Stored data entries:
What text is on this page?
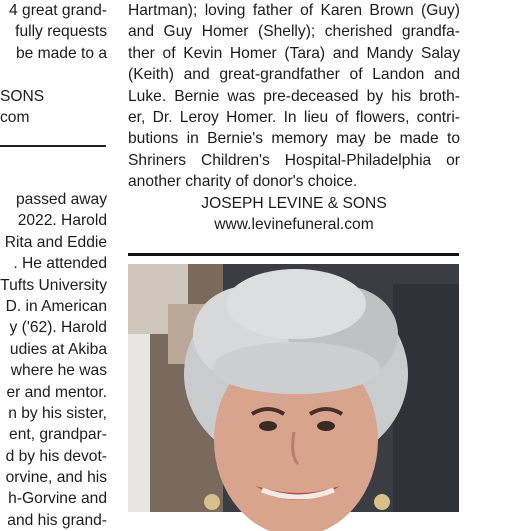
4 great grand-
fully requests
be made to a
SONS
com
passed away
2022. Harold
Rita and Eddie
. He attended
Tufts University
D. in American
y ('62). Harold
udies at Akiba
where he was
er and mentor.
n by his sister,
ent, grandpar-
d by his devot-
orvine, and his
h-Gorvine and
and his grand-
Hartman); loving father of Karen Brown (Guy)
and Guy Homer (Shelly); cherished grandfa-
ther of Kevin Homer (Tara) and Mandy Salay
(Keith) and great-grandfather of Landon and
Luke. Bernie was pre-deceased by his broth-
er, Dr. Leroy Homer. In lieu of flowers, contri-
butions in Bernie's memory may be made to
Shriners Children's Hospital-Philadelphia or
another charity of donor's choice.
JOSEPH LEVINE & SONS
www.levinefuneral.com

• [Task objective] Reply with nothing except the number of lines in the listing above that include "Homer".

• [Output for this exercise] 3